* Exercise details: Go through the entries one line at a time, and gather every line that has the word "TIAGZ".
============================================================
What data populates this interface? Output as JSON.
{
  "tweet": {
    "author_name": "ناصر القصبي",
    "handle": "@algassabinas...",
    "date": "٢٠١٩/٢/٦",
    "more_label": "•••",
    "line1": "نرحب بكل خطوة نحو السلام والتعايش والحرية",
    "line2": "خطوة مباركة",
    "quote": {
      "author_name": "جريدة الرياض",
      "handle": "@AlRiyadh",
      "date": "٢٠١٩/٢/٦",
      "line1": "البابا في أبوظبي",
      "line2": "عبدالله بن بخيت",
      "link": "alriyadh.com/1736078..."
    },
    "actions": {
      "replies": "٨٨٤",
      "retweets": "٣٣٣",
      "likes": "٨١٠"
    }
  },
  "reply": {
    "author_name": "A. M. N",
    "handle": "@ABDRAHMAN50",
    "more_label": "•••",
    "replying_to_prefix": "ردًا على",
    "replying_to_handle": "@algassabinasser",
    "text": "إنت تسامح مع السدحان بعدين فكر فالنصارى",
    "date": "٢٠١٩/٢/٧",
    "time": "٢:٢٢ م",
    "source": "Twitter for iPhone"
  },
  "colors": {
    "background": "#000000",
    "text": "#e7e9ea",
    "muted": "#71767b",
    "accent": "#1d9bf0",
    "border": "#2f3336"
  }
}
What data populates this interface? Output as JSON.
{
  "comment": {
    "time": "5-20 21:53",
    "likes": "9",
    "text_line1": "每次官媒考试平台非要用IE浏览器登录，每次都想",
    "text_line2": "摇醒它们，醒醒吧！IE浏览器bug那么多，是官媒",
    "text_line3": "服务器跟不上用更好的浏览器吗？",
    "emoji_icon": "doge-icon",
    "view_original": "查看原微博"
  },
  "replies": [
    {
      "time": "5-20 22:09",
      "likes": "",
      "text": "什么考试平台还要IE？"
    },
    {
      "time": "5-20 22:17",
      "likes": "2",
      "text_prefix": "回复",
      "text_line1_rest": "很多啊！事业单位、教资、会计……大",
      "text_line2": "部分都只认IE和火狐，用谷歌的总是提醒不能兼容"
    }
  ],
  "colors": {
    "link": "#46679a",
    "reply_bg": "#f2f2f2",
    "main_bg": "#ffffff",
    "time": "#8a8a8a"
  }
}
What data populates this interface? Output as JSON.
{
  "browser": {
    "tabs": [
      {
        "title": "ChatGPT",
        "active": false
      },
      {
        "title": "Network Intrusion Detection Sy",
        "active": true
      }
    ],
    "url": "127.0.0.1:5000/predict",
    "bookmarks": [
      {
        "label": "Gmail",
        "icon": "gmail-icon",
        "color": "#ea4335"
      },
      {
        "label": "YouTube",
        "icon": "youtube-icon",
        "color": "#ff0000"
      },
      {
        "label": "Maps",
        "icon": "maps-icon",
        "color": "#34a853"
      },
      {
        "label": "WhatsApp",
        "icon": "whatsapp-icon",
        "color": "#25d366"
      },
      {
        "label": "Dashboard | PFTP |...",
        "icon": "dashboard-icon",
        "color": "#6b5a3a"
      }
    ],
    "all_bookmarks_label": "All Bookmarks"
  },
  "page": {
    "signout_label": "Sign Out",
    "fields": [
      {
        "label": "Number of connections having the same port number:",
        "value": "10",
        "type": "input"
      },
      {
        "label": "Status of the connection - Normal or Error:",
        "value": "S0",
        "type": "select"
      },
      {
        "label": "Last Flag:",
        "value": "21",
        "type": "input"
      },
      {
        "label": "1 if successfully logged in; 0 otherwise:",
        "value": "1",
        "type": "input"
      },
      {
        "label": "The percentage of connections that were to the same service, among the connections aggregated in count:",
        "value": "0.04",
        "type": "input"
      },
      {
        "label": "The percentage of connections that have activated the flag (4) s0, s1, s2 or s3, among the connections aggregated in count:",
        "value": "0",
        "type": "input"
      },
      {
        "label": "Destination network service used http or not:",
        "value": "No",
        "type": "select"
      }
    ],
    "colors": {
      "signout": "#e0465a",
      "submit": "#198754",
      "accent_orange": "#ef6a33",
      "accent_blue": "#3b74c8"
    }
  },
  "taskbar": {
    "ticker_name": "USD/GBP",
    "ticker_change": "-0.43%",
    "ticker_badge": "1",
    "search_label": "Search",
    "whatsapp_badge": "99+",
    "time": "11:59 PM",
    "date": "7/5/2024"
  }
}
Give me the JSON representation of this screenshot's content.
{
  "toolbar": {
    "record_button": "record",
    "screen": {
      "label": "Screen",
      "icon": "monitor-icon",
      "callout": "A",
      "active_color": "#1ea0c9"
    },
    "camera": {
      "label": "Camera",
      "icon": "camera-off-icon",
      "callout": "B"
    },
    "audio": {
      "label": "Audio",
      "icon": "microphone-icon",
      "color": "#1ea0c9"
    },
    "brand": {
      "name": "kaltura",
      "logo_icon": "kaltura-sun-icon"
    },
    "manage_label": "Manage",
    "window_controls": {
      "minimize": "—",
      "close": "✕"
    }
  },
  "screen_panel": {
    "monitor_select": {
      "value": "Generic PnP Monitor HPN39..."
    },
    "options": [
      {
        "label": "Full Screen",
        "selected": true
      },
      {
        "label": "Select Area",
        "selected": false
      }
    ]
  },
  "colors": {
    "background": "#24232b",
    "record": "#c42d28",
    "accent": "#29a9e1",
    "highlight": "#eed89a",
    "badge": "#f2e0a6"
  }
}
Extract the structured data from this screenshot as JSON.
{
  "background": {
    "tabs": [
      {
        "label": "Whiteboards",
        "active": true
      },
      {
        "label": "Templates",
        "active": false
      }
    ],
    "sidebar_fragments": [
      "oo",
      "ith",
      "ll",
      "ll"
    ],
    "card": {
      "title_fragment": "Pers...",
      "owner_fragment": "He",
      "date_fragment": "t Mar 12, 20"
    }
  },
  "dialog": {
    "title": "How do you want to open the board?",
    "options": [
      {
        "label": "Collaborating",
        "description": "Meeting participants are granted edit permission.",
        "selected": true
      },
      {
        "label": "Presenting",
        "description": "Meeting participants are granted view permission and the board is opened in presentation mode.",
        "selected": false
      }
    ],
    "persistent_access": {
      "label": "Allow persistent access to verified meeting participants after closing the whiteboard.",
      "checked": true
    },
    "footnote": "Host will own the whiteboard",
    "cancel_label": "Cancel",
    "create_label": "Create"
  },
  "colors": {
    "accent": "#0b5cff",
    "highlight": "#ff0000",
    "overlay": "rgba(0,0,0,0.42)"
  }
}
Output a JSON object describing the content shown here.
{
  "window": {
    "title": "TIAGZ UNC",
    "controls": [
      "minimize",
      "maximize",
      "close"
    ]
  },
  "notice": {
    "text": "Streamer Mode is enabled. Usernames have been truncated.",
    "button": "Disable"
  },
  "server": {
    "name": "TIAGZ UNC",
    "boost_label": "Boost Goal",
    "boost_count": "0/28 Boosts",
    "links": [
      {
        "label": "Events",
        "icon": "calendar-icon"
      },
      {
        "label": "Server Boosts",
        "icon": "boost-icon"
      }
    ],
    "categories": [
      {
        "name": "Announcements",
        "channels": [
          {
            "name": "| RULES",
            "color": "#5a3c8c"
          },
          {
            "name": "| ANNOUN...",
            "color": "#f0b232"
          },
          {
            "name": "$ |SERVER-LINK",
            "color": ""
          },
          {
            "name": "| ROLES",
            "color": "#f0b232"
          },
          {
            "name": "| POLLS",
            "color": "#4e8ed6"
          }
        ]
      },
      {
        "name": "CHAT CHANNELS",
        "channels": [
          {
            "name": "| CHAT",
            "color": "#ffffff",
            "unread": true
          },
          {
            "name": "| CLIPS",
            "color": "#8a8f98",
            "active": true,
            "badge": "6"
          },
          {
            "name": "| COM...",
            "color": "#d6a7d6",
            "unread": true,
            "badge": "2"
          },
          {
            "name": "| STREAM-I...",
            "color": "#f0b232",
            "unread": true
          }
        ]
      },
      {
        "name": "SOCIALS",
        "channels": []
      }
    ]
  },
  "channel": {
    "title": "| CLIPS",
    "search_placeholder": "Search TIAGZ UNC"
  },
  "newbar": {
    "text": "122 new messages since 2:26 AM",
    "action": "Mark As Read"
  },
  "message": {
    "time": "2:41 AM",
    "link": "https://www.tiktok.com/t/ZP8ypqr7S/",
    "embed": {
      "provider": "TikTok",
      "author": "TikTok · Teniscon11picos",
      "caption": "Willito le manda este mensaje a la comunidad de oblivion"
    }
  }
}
============================================================
* Expected answer:
    "title": "TIAGZ UNC",
    "name": "TIAGZ UNC",
    "search_placeholder": "Search TIAGZ UNC"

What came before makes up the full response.